**GOAL**
Review the material line by line. Identify and copy every line that contains the string "Evolution".

----- AVAILABLE RECORDS

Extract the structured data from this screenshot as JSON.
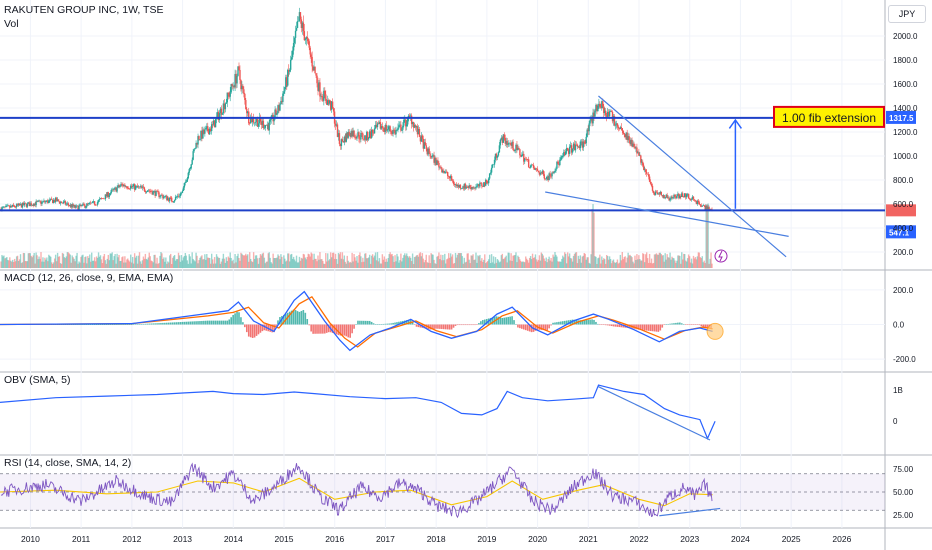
{
  "header": {
    "symbol_line": "RAKUTEN GROUP INC, 1W, TSE",
    "vol_label": "Vol",
    "currency": "JPY"
  },
  "annotation": {
    "label": "1.00 fib extension",
    "bg": "#fff200",
    "border": "#e0001b"
  },
  "colors": {
    "up": "#26a69a",
    "down": "#ef5350",
    "level": "#1e40c8",
    "trend": "#4a7fe0",
    "macd": "#2962ff",
    "signal": "#ff6d00",
    "obv": "#2962ff",
    "rsi": "#7e57c2",
    "rsi_ma": "#f7c600"
  },
  "chart_data": [
    {
      "type": "candlestick",
      "name": "price",
      "title": "RAKUTEN GROUP INC, 1W, TSE",
      "ylim": [
        100,
        2200
      ],
      "yticks": [
        200.0,
        400.0,
        600.0,
        800.0,
        1000.0,
        1200.0,
        1400.0,
        1600.0,
        1800.0,
        2000.0
      ],
      "x_years": [
        "2010",
        "2011",
        "2012",
        "2013",
        "2014",
        "2015",
        "2016",
        "2017",
        "2018",
        "2019",
        "2020",
        "2021",
        "2022",
        "2023",
        "2024",
        "2025",
        "2026"
      ],
      "close_path": [
        {
          "x": 2009.4,
          "y": 560
        },
        {
          "x": 2010.0,
          "y": 600
        },
        {
          "x": 2010.5,
          "y": 630
        },
        {
          "x": 2010.9,
          "y": 570
        },
        {
          "x": 2011.3,
          "y": 610
        },
        {
          "x": 2011.8,
          "y": 760
        },
        {
          "x": 2012.3,
          "y": 720
        },
        {
          "x": 2012.8,
          "y": 630
        },
        {
          "x": 2013.0,
          "y": 700
        },
        {
          "x": 2013.3,
          "y": 1150
        },
        {
          "x": 2013.6,
          "y": 1250
        },
        {
          "x": 2013.9,
          "y": 1500
        },
        {
          "x": 2014.1,
          "y": 1700
        },
        {
          "x": 2014.3,
          "y": 1320
        },
        {
          "x": 2014.7,
          "y": 1250
        },
        {
          "x": 2014.9,
          "y": 1400
        },
        {
          "x": 2015.1,
          "y": 1700
        },
        {
          "x": 2015.3,
          "y": 2150
        },
        {
          "x": 2015.45,
          "y": 1950
        },
        {
          "x": 2015.7,
          "y": 1550
        },
        {
          "x": 2015.95,
          "y": 1400
        },
        {
          "x": 2016.1,
          "y": 1100
        },
        {
          "x": 2016.3,
          "y": 1200
        },
        {
          "x": 2016.6,
          "y": 1150
        },
        {
          "x": 2016.9,
          "y": 1250
        },
        {
          "x": 2017.2,
          "y": 1200
        },
        {
          "x": 2017.5,
          "y": 1320
        },
        {
          "x": 2017.8,
          "y": 1050
        },
        {
          "x": 2018.1,
          "y": 900
        },
        {
          "x": 2018.4,
          "y": 750
        },
        {
          "x": 2018.8,
          "y": 740
        },
        {
          "x": 2019.0,
          "y": 780
        },
        {
          "x": 2019.3,
          "y": 1150
        },
        {
          "x": 2019.6,
          "y": 1050
        },
        {
          "x": 2019.9,
          "y": 900
        },
        {
          "x": 2020.2,
          "y": 820
        },
        {
          "x": 2020.6,
          "y": 1050
        },
        {
          "x": 2020.9,
          "y": 1100
        },
        {
          "x": 2021.2,
          "y": 1450
        },
        {
          "x": 2021.5,
          "y": 1300
        },
        {
          "x": 2021.8,
          "y": 1150
        },
        {
          "x": 2022.0,
          "y": 1000
        },
        {
          "x": 2022.3,
          "y": 700
        },
        {
          "x": 2022.6,
          "y": 650
        },
        {
          "x": 2022.9,
          "y": 680
        },
        {
          "x": 2023.2,
          "y": 600
        },
        {
          "x": 2023.4,
          "y": 547
        }
      ],
      "volume_spikes": [
        {
          "x": 2021.1,
          "value": "high"
        },
        {
          "x": 2023.35,
          "value": "high"
        }
      ],
      "levels": [
        {
          "y": 1317.5,
          "label": "1317.5"
        },
        {
          "y": 547.1,
          "label": "547.1"
        }
      ],
      "annotations": [
        "1.00 fib extension"
      ]
    },
    {
      "type": "line",
      "name": "MACD",
      "title": "MACD (12, 26, close, 9, EMA, EMA)",
      "ylim": [
        -240,
        240
      ],
      "yticks": [
        "200.0",
        "0.0",
        "-200.0"
      ],
      "series": [
        {
          "name": "MACD",
          "values": [
            {
              "x": 2009.4,
              "y": 0
            },
            {
              "x": 2012.0,
              "y": 5
            },
            {
              "x": 2013.4,
              "y": 60
            },
            {
              "x": 2013.9,
              "y": 80
            },
            {
              "x": 2014.1,
              "y": 130
            },
            {
              "x": 2014.4,
              "y": 20
            },
            {
              "x": 2014.8,
              "y": -40
            },
            {
              "x": 2015.2,
              "y": 140
            },
            {
              "x": 2015.4,
              "y": 190
            },
            {
              "x": 2015.8,
              "y": 20
            },
            {
              "x": 2016.1,
              "y": -90
            },
            {
              "x": 2016.3,
              "y": -150
            },
            {
              "x": 2016.7,
              "y": -60
            },
            {
              "x": 2017.1,
              "y": -20
            },
            {
              "x": 2017.5,
              "y": 30
            },
            {
              "x": 2017.9,
              "y": -40
            },
            {
              "x": 2018.3,
              "y": -80
            },
            {
              "x": 2018.8,
              "y": -40
            },
            {
              "x": 2019.2,
              "y": 60
            },
            {
              "x": 2019.5,
              "y": 100
            },
            {
              "x": 2019.9,
              "y": -20
            },
            {
              "x": 2020.2,
              "y": -60
            },
            {
              "x": 2020.7,
              "y": 20
            },
            {
              "x": 2021.1,
              "y": 60
            },
            {
              "x": 2021.4,
              "y": 30
            },
            {
              "x": 2021.9,
              "y": -30
            },
            {
              "x": 2022.4,
              "y": -100
            },
            {
              "x": 2022.8,
              "y": -40
            },
            {
              "x": 2023.2,
              "y": -20
            },
            {
              "x": 2023.45,
              "y": -40
            }
          ]
        },
        {
          "name": "Signal",
          "values": [
            {
              "x": 2009.4,
              "y": 0
            },
            {
              "x": 2012.0,
              "y": 5
            },
            {
              "x": 2013.5,
              "y": 50
            },
            {
              "x": 2014.0,
              "y": 70
            },
            {
              "x": 2014.3,
              "y": 100
            },
            {
              "x": 2014.6,
              "y": 10
            },
            {
              "x": 2014.9,
              "y": -20
            },
            {
              "x": 2015.3,
              "y": 120
            },
            {
              "x": 2015.55,
              "y": 160
            },
            {
              "x": 2015.9,
              "y": 10
            },
            {
              "x": 2016.2,
              "y": -80
            },
            {
              "x": 2016.45,
              "y": -130
            },
            {
              "x": 2016.8,
              "y": -50
            },
            {
              "x": 2017.2,
              "y": -15
            },
            {
              "x": 2017.6,
              "y": 20
            },
            {
              "x": 2018.0,
              "y": -35
            },
            {
              "x": 2018.4,
              "y": -70
            },
            {
              "x": 2018.9,
              "y": -30
            },
            {
              "x": 2019.3,
              "y": 50
            },
            {
              "x": 2019.6,
              "y": 80
            },
            {
              "x": 2020.0,
              "y": -15
            },
            {
              "x": 2020.3,
              "y": -50
            },
            {
              "x": 2020.8,
              "y": 15
            },
            {
              "x": 2021.2,
              "y": 50
            },
            {
              "x": 2021.5,
              "y": 25
            },
            {
              "x": 2022.0,
              "y": -25
            },
            {
              "x": 2022.5,
              "y": -85
            },
            {
              "x": 2022.9,
              "y": -35
            },
            {
              "x": 2023.25,
              "y": -15
            },
            {
              "x": 2023.45,
              "y": -25
            }
          ]
        }
      ]
    },
    {
      "type": "line",
      "name": "OBV",
      "title": "OBV (SMA, 5)",
      "yticks": [
        "1B",
        "0"
      ],
      "series": [
        {
          "name": "OBV",
          "values": [
            {
              "x": 2009.4,
              "y": 0.6
            },
            {
              "x": 2010.5,
              "y": 0.75
            },
            {
              "x": 2011.5,
              "y": 0.8
            },
            {
              "x": 2012.5,
              "y": 0.85
            },
            {
              "x": 2013.0,
              "y": 0.9
            },
            {
              "x": 2013.6,
              "y": 0.95
            },
            {
              "x": 2014.0,
              "y": 0.88
            },
            {
              "x": 2014.6,
              "y": 0.85
            },
            {
              "x": 2015.2,
              "y": 0.93
            },
            {
              "x": 2015.6,
              "y": 0.88
            },
            {
              "x": 2016.3,
              "y": 0.78
            },
            {
              "x": 2017.0,
              "y": 0.72
            },
            {
              "x": 2017.6,
              "y": 0.75
            },
            {
              "x": 2018.1,
              "y": 0.6
            },
            {
              "x": 2018.5,
              "y": 0.25
            },
            {
              "x": 2018.9,
              "y": 0.2
            },
            {
              "x": 2019.2,
              "y": 0.4
            },
            {
              "x": 2019.4,
              "y": 0.95
            },
            {
              "x": 2019.7,
              "y": 0.75
            },
            {
              "x": 2020.2,
              "y": 0.65
            },
            {
              "x": 2020.7,
              "y": 0.7
            },
            {
              "x": 2021.1,
              "y": 0.75
            },
            {
              "x": 2021.2,
              "y": 1.15
            },
            {
              "x": 2021.7,
              "y": 0.95
            },
            {
              "x": 2022.1,
              "y": 0.85
            },
            {
              "x": 2022.5,
              "y": 0.4
            },
            {
              "x": 2022.8,
              "y": 0.2
            },
            {
              "x": 2023.2,
              "y": 0.05
            },
            {
              "x": 2023.35,
              "y": -0.55
            },
            {
              "x": 2023.5,
              "y": 0.0
            }
          ]
        }
      ],
      "trendlines": 1
    },
    {
      "type": "line",
      "name": "RSI",
      "title": "RSI (14, close, SMA, 14, 2)",
      "ylim": [
        15,
        85
      ],
      "yticks": [
        "75.00",
        "50.00",
        "25.00"
      ],
      "bands": [
        30,
        50,
        70
      ],
      "series": [
        {
          "name": "RSI",
          "values": [
            {
              "x": 2009.4,
              "y": 50
            },
            {
              "x": 2010.3,
              "y": 58
            },
            {
              "x": 2011.0,
              "y": 40
            },
            {
              "x": 2011.7,
              "y": 62
            },
            {
              "x": 2012.3,
              "y": 45
            },
            {
              "x": 2012.8,
              "y": 38
            },
            {
              "x": 2013.2,
              "y": 78
            },
            {
              "x": 2013.6,
              "y": 55
            },
            {
              "x": 2014.0,
              "y": 70
            },
            {
              "x": 2014.4,
              "y": 40
            },
            {
              "x": 2014.8,
              "y": 55
            },
            {
              "x": 2015.3,
              "y": 80
            },
            {
              "x": 2015.7,
              "y": 45
            },
            {
              "x": 2016.1,
              "y": 30
            },
            {
              "x": 2016.5,
              "y": 55
            },
            {
              "x": 2016.9,
              "y": 45
            },
            {
              "x": 2017.3,
              "y": 60
            },
            {
              "x": 2017.7,
              "y": 50
            },
            {
              "x": 2018.0,
              "y": 35
            },
            {
              "x": 2018.4,
              "y": 28
            },
            {
              "x": 2018.8,
              "y": 40
            },
            {
              "x": 2019.2,
              "y": 60
            },
            {
              "x": 2019.5,
              "y": 75
            },
            {
              "x": 2019.9,
              "y": 40
            },
            {
              "x": 2020.3,
              "y": 30
            },
            {
              "x": 2020.7,
              "y": 55
            },
            {
              "x": 2021.1,
              "y": 72
            },
            {
              "x": 2021.5,
              "y": 45
            },
            {
              "x": 2021.9,
              "y": 40
            },
            {
              "x": 2022.3,
              "y": 25
            },
            {
              "x": 2022.6,
              "y": 45
            },
            {
              "x": 2022.9,
              "y": 55
            },
            {
              "x": 2023.1,
              "y": 45
            },
            {
              "x": 2023.3,
              "y": 58
            },
            {
              "x": 2023.45,
              "y": 42
            }
          ]
        },
        {
          "name": "RSI-based MA",
          "values": [
            {
              "x": 2009.4,
              "y": 50
            },
            {
              "x": 2010.5,
              "y": 52
            },
            {
              "x": 2011.5,
              "y": 48
            },
            {
              "x": 2012.5,
              "y": 50
            },
            {
              "x": 2013.3,
              "y": 62
            },
            {
              "x": 2014.0,
              "y": 60
            },
            {
              "x": 2014.6,
              "y": 50
            },
            {
              "x": 2015.3,
              "y": 65
            },
            {
              "x": 2016.0,
              "y": 42
            },
            {
              "x": 2016.8,
              "y": 50
            },
            {
              "x": 2017.5,
              "y": 52
            },
            {
              "x": 2018.3,
              "y": 36
            },
            {
              "x": 2019.0,
              "y": 45
            },
            {
              "x": 2019.5,
              "y": 62
            },
            {
              "x": 2020.1,
              "y": 42
            },
            {
              "x": 2020.8,
              "y": 52
            },
            {
              "x": 2021.3,
              "y": 58
            },
            {
              "x": 2022.0,
              "y": 42
            },
            {
              "x": 2022.5,
              "y": 35
            },
            {
              "x": 2023.0,
              "y": 48
            },
            {
              "x": 2023.45,
              "y": 47
            }
          ]
        }
      ]
    }
  ]
}
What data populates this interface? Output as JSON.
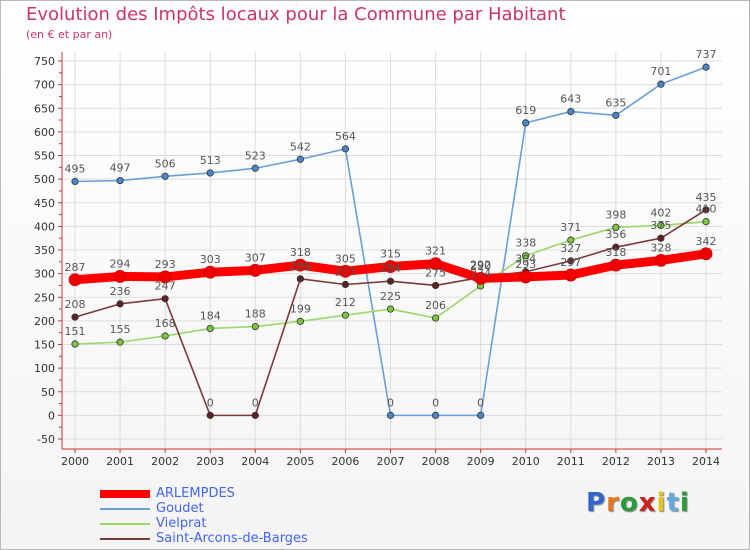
{
  "title": "Evolution des Impôts locaux pour la Commune par Habitant",
  "subtitle": "(en € et par an)",
  "logo": {
    "text": "Proxiti",
    "letter_colors": [
      "#3366cc",
      "#e87722",
      "#2d9b3b",
      "#cc2222",
      "#e8c21e",
      "#66aadd",
      "#2d9b3b"
    ]
  },
  "chart_data": {
    "type": "line",
    "title": "Evolution des Impôts locaux pour la Commune par Habitant",
    "subtitle": "(en € et par an)",
    "x": [
      "2000",
      "2001",
      "2002",
      "2003",
      "2004",
      "2005",
      "2006",
      "2007",
      "2008",
      "2009",
      "2010",
      "2011",
      "2012",
      "2013",
      "2014"
    ],
    "ylim": [
      -50,
      750
    ],
    "yticks": [
      -50,
      0,
      50,
      100,
      150,
      200,
      250,
      300,
      350,
      400,
      450,
      500,
      550,
      600,
      650,
      700,
      750
    ],
    "grid": true,
    "legend_position": "bottom-left",
    "series": [
      {
        "name": "Goudet",
        "color": "#6a9fd8",
        "marker": "#4a86cc",
        "values": [
          495,
          497,
          506,
          513,
          523,
          542,
          564,
          0,
          0,
          0,
          619,
          643,
          635,
          701,
          737
        ]
      },
      {
        "name": "Vielprat",
        "color": "#9ad86a",
        "marker": "#7cc63f",
        "values": [
          151,
          155,
          168,
          184,
          188,
          199,
          212,
          225,
          206,
          274,
          338,
          371,
          398,
          402,
          410
        ]
      },
      {
        "name": "Saint-Arcons-de-Barges",
        "color": "#7a3a3a",
        "marker": "#5e2323",
        "values": [
          208,
          236,
          247,
          0,
          0,
          289,
          277,
          284,
          275,
          292,
          304,
          327,
          356,
          375,
          435
        ]
      },
      {
        "name": "ARLEMPDES",
        "color": "#ff0000",
        "marker": "#ee0000",
        "values": [
          287,
          294,
          293,
          303,
          307,
          318,
          305,
          315,
          321,
          290,
          293,
          297,
          318,
          328,
          342
        ]
      }
    ],
    "legend": [
      "ARLEMPDES",
      "Goudet",
      "Vielprat",
      "Saint-Arcons-de-Barges"
    ]
  }
}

----------

**ANSWER TO THE TASK**
  "title": "Evolution des Impôts locaux pour la Commune par Habitant",
    "title": "Evolution des Impôts locaux pour la Commune par Habitant",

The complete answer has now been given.